## DATASET EXCERPTS
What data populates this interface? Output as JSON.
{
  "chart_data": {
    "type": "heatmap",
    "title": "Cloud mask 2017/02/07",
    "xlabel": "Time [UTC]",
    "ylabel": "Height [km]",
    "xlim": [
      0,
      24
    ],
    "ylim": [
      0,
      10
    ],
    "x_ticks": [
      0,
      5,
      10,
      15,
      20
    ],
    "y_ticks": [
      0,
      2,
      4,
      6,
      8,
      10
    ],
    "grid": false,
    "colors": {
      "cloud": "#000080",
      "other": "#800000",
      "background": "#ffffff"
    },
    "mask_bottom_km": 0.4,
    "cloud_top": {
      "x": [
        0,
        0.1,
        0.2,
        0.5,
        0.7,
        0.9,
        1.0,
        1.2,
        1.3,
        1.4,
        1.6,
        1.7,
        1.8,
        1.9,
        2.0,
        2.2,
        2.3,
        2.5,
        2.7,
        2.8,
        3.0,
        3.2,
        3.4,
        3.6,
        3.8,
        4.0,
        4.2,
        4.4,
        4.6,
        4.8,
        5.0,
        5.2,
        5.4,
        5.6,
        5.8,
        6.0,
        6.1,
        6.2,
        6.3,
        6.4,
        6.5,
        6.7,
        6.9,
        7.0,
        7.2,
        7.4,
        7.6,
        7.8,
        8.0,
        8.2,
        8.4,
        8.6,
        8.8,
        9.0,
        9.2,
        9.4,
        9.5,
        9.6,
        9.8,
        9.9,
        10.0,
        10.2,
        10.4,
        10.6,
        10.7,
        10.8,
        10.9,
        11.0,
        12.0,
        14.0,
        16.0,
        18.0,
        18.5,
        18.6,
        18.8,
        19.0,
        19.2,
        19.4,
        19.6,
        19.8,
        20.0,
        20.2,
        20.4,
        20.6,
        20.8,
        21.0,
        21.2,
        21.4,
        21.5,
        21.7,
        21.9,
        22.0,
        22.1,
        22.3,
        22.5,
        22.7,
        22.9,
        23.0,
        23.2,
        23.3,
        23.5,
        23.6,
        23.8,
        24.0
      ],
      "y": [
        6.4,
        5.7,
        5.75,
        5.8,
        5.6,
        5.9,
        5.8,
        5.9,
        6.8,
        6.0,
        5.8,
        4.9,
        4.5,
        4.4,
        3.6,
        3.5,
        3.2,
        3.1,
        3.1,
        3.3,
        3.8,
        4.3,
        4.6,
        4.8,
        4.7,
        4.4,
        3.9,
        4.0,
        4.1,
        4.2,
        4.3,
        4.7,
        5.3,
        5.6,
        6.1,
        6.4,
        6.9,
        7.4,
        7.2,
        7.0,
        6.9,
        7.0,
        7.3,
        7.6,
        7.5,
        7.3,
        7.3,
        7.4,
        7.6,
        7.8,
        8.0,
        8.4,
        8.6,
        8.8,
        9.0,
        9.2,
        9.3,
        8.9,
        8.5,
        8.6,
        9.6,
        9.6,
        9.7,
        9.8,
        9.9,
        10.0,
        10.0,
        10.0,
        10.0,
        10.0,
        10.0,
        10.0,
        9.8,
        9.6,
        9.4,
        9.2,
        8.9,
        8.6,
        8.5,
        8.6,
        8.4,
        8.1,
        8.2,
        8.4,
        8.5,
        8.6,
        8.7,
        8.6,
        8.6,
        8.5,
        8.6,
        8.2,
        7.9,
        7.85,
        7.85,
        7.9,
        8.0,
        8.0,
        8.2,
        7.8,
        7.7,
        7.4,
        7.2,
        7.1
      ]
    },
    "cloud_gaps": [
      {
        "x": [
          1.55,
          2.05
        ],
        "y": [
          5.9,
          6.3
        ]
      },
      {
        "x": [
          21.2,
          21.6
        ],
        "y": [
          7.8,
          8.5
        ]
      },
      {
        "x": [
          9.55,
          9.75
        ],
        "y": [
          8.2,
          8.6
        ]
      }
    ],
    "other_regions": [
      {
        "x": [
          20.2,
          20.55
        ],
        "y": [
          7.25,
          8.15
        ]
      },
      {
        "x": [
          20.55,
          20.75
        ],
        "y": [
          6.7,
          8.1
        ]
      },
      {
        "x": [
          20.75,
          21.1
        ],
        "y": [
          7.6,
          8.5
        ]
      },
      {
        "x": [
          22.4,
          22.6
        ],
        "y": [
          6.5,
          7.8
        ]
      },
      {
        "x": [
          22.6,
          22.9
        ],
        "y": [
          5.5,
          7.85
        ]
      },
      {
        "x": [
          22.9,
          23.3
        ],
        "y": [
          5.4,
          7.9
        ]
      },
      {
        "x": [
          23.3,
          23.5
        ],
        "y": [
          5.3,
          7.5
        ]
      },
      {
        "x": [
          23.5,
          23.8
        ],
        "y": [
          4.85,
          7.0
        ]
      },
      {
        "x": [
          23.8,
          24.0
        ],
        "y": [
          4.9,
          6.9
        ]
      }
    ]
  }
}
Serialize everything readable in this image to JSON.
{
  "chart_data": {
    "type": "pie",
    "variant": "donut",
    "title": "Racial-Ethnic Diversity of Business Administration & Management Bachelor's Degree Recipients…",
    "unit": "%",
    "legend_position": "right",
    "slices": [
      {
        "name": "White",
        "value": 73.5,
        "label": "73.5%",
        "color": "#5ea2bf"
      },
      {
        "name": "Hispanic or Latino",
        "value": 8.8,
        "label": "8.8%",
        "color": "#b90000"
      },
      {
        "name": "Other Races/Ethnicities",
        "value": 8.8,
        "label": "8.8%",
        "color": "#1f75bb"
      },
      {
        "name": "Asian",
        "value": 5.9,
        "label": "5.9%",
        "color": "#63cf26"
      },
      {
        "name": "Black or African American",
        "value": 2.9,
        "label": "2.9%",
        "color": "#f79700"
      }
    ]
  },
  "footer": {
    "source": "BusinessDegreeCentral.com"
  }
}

## GOAL
Reply with the number of lines in the data that include the string "value" and nothing else.

## SOLUTION
5